>> BEGIN DATA ENTRIES

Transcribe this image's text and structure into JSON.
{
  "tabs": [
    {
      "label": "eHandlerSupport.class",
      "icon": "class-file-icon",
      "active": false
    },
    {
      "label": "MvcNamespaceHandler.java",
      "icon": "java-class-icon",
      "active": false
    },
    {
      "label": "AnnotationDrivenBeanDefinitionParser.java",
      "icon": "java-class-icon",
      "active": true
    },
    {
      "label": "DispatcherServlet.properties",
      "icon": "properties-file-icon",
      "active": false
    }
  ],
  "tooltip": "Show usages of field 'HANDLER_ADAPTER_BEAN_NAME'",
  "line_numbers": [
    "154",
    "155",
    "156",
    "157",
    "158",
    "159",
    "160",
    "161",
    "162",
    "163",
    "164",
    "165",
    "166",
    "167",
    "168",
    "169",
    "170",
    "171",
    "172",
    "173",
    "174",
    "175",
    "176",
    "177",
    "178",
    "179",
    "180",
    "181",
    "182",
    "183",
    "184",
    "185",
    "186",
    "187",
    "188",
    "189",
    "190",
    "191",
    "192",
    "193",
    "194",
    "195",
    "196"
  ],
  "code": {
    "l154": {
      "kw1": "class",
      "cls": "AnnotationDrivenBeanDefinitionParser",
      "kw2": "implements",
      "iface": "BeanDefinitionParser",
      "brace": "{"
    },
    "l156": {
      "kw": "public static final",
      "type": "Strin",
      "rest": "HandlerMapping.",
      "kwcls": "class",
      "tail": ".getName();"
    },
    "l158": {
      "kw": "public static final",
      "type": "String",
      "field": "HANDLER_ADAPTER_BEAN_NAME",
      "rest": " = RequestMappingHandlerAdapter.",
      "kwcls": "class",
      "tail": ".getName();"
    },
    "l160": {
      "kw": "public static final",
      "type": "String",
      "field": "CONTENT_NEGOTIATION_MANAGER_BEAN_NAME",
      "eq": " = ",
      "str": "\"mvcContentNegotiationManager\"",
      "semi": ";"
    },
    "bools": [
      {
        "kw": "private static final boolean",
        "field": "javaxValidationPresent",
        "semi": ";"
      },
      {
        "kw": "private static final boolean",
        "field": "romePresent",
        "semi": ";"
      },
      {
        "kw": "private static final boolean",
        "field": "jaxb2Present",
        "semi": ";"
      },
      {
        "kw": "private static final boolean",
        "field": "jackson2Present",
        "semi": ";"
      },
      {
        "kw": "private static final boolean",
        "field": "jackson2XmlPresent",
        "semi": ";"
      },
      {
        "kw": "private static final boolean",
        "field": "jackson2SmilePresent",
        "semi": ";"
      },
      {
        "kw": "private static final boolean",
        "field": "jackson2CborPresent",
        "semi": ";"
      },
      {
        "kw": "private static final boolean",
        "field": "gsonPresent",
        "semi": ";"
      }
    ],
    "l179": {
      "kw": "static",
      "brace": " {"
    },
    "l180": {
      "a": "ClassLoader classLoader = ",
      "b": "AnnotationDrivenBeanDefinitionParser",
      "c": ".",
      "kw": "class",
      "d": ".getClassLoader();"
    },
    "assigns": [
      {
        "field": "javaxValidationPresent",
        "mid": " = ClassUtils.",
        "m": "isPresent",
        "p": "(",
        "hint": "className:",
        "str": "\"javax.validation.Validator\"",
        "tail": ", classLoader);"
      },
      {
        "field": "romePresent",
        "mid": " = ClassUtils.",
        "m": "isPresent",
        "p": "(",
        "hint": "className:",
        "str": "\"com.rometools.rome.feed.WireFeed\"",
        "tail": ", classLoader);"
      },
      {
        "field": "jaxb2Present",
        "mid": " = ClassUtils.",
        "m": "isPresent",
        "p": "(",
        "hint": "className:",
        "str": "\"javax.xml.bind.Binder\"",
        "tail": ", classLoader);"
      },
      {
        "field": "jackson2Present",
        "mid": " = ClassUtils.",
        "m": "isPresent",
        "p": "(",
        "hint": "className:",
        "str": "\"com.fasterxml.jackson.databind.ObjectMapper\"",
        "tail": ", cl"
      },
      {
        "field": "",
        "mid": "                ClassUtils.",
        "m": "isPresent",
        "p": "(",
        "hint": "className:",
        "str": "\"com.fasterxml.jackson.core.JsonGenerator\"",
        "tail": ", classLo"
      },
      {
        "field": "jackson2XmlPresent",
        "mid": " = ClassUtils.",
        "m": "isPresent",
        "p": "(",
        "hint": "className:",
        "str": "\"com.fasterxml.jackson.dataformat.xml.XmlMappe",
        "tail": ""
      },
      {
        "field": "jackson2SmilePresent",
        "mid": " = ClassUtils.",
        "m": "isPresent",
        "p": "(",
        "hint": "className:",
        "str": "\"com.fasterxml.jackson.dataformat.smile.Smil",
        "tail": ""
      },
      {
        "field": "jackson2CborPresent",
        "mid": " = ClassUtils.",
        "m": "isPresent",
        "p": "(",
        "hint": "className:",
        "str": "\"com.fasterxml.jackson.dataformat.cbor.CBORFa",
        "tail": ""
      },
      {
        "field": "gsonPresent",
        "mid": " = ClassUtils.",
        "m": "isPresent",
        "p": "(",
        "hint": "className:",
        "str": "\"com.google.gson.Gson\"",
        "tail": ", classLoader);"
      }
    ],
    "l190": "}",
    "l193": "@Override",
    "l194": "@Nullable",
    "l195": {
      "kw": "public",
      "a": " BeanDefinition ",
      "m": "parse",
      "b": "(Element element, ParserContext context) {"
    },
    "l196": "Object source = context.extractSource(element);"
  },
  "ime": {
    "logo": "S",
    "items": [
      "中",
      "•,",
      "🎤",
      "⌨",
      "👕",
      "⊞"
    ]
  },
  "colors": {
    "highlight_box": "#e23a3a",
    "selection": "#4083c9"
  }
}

>> END DATA ENTRIES

Write the material out exactly, with nothing left out.

Transcribe this image's text and structure into JSON.
{
  "tabs": [
    {
      "label": "eHandlerSupport.class",
      "icon": "class-file-icon",
      "active": false
    },
    {
      "label": "MvcNamespaceHandler.java",
      "icon": "java-class-icon",
      "active": false
    },
    {
      "label": "AnnotationDrivenBeanDefinitionParser.java",
      "icon": "java-class-icon",
      "active": true
    },
    {
      "label": "DispatcherServlet.properties",
      "icon": "properties-file-icon",
      "active": false
    }
  ],
  "tooltip": "Show usages of field 'HANDLER_ADAPTER_BEAN_NAME'",
  "line_numbers": [
    "154",
    "155",
    "156",
    "157",
    "158",
    "159",
    "160",
    "161",
    "162",
    "163",
    "164",
    "165",
    "166",
    "167",
    "168",
    "169",
    "170",
    "171",
    "172",
    "173",
    "174",
    "175",
    "176",
    "177",
    "178",
    "179",
    "180",
    "181",
    "182",
    "183",
    "184",
    "185",
    "186",
    "187",
    "188",
    "189",
    "190",
    "191",
    "192",
    "193",
    "194",
    "195",
    "196"
  ],
  "code": {
    "l154": {
      "kw1": "class",
      "cls": "AnnotationDrivenBeanDefinitionParser",
      "kw2": "implements",
      "iface": "BeanDefinitionParser",
      "brace": "{"
    },
    "l156": {
      "kw": "public static final",
      "type": "Strin",
      "rest": "HandlerMapping.",
      "kwcls": "class",
      "tail": ".getName();"
    },
    "l158": {
      "kw": "public static final",
      "type": "String",
      "field": "HANDLER_ADAPTER_BEAN_NAME",
      "rest": " = RequestMappingHandlerAdapter.",
      "kwcls": "class",
      "tail": ".getName();"
    },
    "l160": {
      "kw": "public static final",
      "type": "String",
      "field": "CONTENT_NEGOTIATION_MANAGER_BEAN_NAME",
      "eq": " = ",
      "str": "\"mvcContentNegotiationManager\"",
      "semi": ";"
    },
    "bools": [
      {
        "kw": "private static final boolean",
        "field": "javaxValidationPresent",
        "semi": ";"
      },
      {
        "kw": "private static final boolean",
        "field": "romePresent",
        "semi": ";"
      },
      {
        "kw": "private static final boolean",
        "field": "jaxb2Present",
        "semi": ";"
      },
      {
        "kw": "private static final boolean",
        "field": "jackson2Present",
        "semi": ";"
      },
      {
        "kw": "private static final boolean",
        "field": "jackson2XmlPresent",
        "semi": ";"
      },
      {
        "kw": "private static final boolean",
        "field": "jackson2SmilePresent",
        "semi": ";"
      },
      {
        "kw": "private static final boolean",
        "field": "jackson2CborPresent",
        "semi": ";"
      },
      {
        "kw": "private static final boolean",
        "field": "gsonPresent",
        "semi": ";"
      }
    ],
    "l179": {
      "kw": "static",
      "brace": " {"
    },
    "l180": {
      "a": "ClassLoader classLoader = ",
      "b": "AnnotationDrivenBeanDefinitionParser",
      "c": ".",
      "kw": "class",
      "d": ".getClassLoader();"
    },
    "assigns": [
      {
        "field": "javaxValidationPresent",
        "mid": " = ClassUtils.",
        "m": "isPresent",
        "p": "(",
        "hint": "className:",
        "str": "\"javax.validation.Validator\"",
        "tail": ", classLoader);"
      },
      {
        "field": "romePresent",
        "mid": " = ClassUtils.",
        "m": "isPresent",
        "p": "(",
        "hint": "className:",
        "str": "\"com.rometools.rome.feed.WireFeed\"",
        "tail": ", classLoader);"
      },
      {
        "field": "jaxb2Present",
        "mid": " = ClassUtils.",
        "m": "isPresent",
        "p": "(",
        "hint": "className:",
        "str": "\"javax.xml.bind.Binder\"",
        "tail": ", classLoader);"
      },
      {
        "field": "jackson2Present",
        "mid": " = ClassUtils.",
        "m": "isPresent",
        "p": "(",
        "hint": "className:",
        "str": "\"com.fasterxml.jackson.databind.ObjectMapper\"",
        "tail": ", cl"
      },
      {
        "field": "",
        "mid": "                ClassUtils.",
        "m": "isPresent",
        "p": "(",
        "hint": "className:",
        "str": "\"com.fasterxml.jackson.core.JsonGenerator\"",
        "tail": ", classLo"
      },
      {
        "field": "jackson2XmlPresent",
        "mid": " = ClassUtils.",
        "m": "isPresent",
        "p": "(",
        "hint": "className:",
        "str": "\"com.fasterxml.jackson.dataformat.xml.XmlMappe",
        "tail": ""
      },
      {
        "field": "jackson2SmilePresent",
        "mid": " = ClassUtils.",
        "m": "isPresent",
        "p": "(",
        "hint": "className:",
        "str": "\"com.fasterxml.jackson.dataformat.smile.Smil",
        "tail": ""
      },
      {
        "field": "jackson2CborPresent",
        "mid": " = ClassUtils.",
        "m": "isPresent",
        "p": "(",
        "hint": "className:",
        "str": "\"com.fasterxml.jackson.dataformat.cbor.CBORFa",
        "tail": ""
      },
      {
        "field": "gsonPresent",
        "mid": " = ClassUtils.",
        "m": "isPresent",
        "p": "(",
        "hint": "className:",
        "str": "\"com.google.gson.Gson\"",
        "tail": ", classLoader);"
      }
    ],
    "l190": "}",
    "l193": "@Override",
    "l194": "@Nullable",
    "l195": {
      "kw": "public",
      "a": " BeanDefinition ",
      "m": "parse",
      "b": "(Element element, ParserContext context) {"
    },
    "l196": "Object source = context.extractSource(element);"
  },
  "ime": {
    "logo": "S",
    "items": [
      "中",
      "•,",
      "🎤",
      "⌨",
      "👕",
      "⊞"
    ]
  },
  "colors": {
    "highlight_box": "#e23a3a",
    "selection": "#4083c9"
  }
}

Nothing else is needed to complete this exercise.